▶ [Assignment A] Copy word for word the stretch of the Douglas A. McIntyre biography from "His work has" through "across the country.".
▶ [Assignment B] Pick up the Douglas A. McIntyre biography where it stops and carry it on for a few more sentences.

*** Document passage

Douglas A. McIntyre is the co-founder, chief executive officer and editor in chief of 24/7 Wall St. and 24/7 Tempo. He has held these jobs since 2006.

McIntyre has written thousands of articles for 24/7 Wall St. He is an expert on corporate finance, the automotive industry, media companies and international finance. He has edited articles on national demographics, sports, personal income and travel.

His work has been quoted or mentioned in The New York Times, The Wall Street Journal, Los Angeles Times, The Washington Post, NBC News, Time, The New Yorker, HuffPost USA Today, Business Insider, Yahoo, AOL, MarketWatch, The Atlantic, Bloomberg, New York Post, Chicago Tribune, Forbes, The Guardian and many other major publications. McIntyre has been a guest on CNBC, the BBC and television and radio stations across the country.

A magna cum laude graduate of Harvard College, McIntyre also was president of The Harvard Advocate. Founded in 1866, the Advocate is the oldest college publication in the United States.

******
*** Data extracts

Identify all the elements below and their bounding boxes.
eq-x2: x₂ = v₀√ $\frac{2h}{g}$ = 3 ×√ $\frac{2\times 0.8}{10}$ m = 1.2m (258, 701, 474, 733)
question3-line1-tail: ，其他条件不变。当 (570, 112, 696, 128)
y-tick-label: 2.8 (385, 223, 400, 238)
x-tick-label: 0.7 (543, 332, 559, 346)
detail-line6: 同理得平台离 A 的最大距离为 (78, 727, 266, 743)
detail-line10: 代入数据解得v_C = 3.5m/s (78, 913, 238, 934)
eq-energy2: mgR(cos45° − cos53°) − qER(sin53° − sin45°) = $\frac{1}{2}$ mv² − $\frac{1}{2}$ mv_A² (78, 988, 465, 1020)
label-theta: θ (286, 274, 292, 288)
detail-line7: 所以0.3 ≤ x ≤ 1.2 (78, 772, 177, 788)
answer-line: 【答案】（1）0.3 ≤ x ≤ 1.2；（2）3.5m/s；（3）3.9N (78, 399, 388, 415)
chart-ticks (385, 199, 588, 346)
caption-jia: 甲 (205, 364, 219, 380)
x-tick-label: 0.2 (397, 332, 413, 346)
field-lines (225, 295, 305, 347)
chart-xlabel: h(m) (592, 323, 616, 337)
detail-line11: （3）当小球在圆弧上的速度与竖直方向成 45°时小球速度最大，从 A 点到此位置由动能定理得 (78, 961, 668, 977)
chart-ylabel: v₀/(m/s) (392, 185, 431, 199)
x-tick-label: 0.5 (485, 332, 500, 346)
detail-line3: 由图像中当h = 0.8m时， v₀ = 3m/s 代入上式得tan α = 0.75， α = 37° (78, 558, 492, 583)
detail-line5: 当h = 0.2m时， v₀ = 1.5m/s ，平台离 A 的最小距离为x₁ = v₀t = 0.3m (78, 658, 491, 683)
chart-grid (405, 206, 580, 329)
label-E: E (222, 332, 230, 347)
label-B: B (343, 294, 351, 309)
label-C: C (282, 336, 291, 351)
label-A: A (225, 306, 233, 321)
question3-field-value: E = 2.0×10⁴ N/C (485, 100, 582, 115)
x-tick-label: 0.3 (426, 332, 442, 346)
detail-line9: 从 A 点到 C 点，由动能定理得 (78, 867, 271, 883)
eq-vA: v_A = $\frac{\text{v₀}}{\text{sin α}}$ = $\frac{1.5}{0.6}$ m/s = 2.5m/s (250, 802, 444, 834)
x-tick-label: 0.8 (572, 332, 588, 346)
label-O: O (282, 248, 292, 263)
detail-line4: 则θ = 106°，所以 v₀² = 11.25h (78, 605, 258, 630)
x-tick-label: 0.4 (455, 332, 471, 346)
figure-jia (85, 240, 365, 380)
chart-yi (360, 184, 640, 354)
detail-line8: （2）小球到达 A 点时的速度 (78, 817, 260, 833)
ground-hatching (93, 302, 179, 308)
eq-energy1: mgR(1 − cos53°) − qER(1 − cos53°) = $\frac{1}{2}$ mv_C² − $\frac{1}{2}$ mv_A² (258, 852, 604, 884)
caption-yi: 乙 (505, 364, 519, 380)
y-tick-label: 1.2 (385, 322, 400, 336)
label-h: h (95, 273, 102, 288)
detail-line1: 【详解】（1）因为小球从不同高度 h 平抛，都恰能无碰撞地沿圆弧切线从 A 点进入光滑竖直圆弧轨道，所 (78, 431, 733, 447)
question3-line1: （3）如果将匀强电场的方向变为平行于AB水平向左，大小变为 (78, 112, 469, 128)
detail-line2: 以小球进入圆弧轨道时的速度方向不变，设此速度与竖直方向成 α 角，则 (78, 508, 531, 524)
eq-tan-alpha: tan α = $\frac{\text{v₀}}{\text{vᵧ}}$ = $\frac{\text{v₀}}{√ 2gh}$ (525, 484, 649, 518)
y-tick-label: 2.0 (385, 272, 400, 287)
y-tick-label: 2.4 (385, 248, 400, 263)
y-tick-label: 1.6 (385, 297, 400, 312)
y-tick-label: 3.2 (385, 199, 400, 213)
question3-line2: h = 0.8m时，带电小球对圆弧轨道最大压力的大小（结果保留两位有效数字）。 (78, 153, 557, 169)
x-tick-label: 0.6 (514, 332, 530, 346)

******

▶ [Your response A]
His work has been quoted or mentioned in The New York Times, The Wall Street Journal, Los Angeles Times, The Washington Post, NBC News, Time, The New Yorker, HuffPost USA Today, Business Insider, Yahoo, AOL, MarketWatch, The Atlantic, Bloomberg, New York Post, Chicago Tribune, Forbes, The Guardian and many other major publications. McIntyre has been a guest on CNBC, the BBC and television and radio stations across the country.

▶ [Your response B]
TheStreet.com, Comps.com and Edgar Online are some of the public companies for which McIntyre served on the board of directors. He was a Vicinity Corporation board member when the company was sold to Microsoft in 2002. He served on the audit committees of some of these companies.

McIntyre has been the CEO of FutureSource, a provider of trading terminals and news to commodities and futures traders. He was president of Switchboard, the online phone directory company. He served as chairman and CEO of On2 Technologies, the video compression company that provided video compression software for Adobe’s Flash. Google bought On2 in 2009.